## TO DO
Reproduce all of the data exactly.

## RECORD EXCERPTS
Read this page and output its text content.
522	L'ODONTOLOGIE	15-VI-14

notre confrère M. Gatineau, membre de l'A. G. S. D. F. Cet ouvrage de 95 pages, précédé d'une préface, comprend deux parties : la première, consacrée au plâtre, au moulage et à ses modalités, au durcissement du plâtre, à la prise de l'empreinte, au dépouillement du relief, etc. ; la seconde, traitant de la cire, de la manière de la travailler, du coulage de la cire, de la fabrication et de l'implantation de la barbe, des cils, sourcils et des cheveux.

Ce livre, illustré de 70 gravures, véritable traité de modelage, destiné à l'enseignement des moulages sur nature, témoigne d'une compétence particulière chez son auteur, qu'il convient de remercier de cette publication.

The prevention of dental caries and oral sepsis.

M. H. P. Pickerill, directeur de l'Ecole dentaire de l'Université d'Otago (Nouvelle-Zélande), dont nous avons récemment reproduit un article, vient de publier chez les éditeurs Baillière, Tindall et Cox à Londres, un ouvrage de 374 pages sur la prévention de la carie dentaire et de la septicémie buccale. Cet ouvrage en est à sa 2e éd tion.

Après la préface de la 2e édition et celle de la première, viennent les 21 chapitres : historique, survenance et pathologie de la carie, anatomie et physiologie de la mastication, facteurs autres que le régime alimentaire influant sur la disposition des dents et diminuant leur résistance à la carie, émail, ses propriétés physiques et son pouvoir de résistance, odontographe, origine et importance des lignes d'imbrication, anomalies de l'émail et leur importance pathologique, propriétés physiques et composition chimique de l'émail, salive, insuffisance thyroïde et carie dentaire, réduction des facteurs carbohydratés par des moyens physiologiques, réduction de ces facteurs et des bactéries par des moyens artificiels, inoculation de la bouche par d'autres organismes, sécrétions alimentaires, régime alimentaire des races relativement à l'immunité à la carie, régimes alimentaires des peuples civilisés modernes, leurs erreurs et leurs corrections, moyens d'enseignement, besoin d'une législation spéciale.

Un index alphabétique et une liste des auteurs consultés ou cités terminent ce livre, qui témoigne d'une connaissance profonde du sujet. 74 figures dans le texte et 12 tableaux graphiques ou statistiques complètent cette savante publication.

## RESULT OF THE TASK
Read this page and output its text content.
522	L'ODONTOLOGIE	15-VI-14

notre confrère M. Gatineau, membre de l'A. G. S. D. F. Cet ouvrage de 95 pages, précédé d'une préface, comprend deux parties : la première, consacrée au plâtre, au moulage et à ses modalités, au durcissement du plâtre, à la prise de l'empreinte, au dépouillement du relief, etc. ; la seconde, traitant de la cire, de la manière de la travailler, du coulage de la cire, de la fabrication et de l'implantation de la barbe, des cils, sourcils et des cheveux.

Ce livre, illustré de 70 gravures, véritable traité de modelage, destiné à l'enseignement des moulages sur nature, témoigne d'une compétence particulière chez son auteur, qu'il convient de remercier de cette publication.

The prevention of dental caries and oral sepsis.

M. H. P. Pickerill, directeur de l'Ecole dentaire de l'Université d'Otago (Nouvelle-Zélande), dont nous avons récemment reproduit un article, vient de publier chez les éditeurs Baillière, Tindall et Cox à Londres, un ouvrage de 374 pages sur la prévention de la carie dentaire et de la septicémie buccale. Cet ouvrage en est à sa 2e éd tion.

Après la préface de la 2e édition et celle de la première, viennent les 21 chapitres : historique, survenance et pathologie de la carie, anatomie et physiologie de la mastication, facteurs autres que le régime alimentaire influant sur la disposition des dents et diminuant leur résistance à la carie, émail, ses propriétés physiques et son pouvoir de résistance, odontographe, origine et importance des lignes d'imbrication, anomalies de l'émail et leur importance pathologique, propriétés physiques et composition chimique de l'émail, salive, insuffisance thyroïde et carie dentaire, réduction des facteurs carbohydratés par des moyens physiologiques, réduction de ces facteurs et des bactéries par des moyens artificiels, inoculation de la bouche par d'autres organismes, sécrétions alimentaires, régime alimentaire des races relativement à l'immunité à la carie, régimes alimentaires des peuples civilisés modernes, leurs erreurs et leurs corrections, moyens d'enseignement, besoin d'une législation spéciale.

Un index alphabétique et une liste des auteurs consultés ou cités terminent ce livre, qui témoigne d'une connaissance profonde du sujet. 74 figures dans le texte et 12 tableaux graphiques ou statistiques complètent cette savante publication.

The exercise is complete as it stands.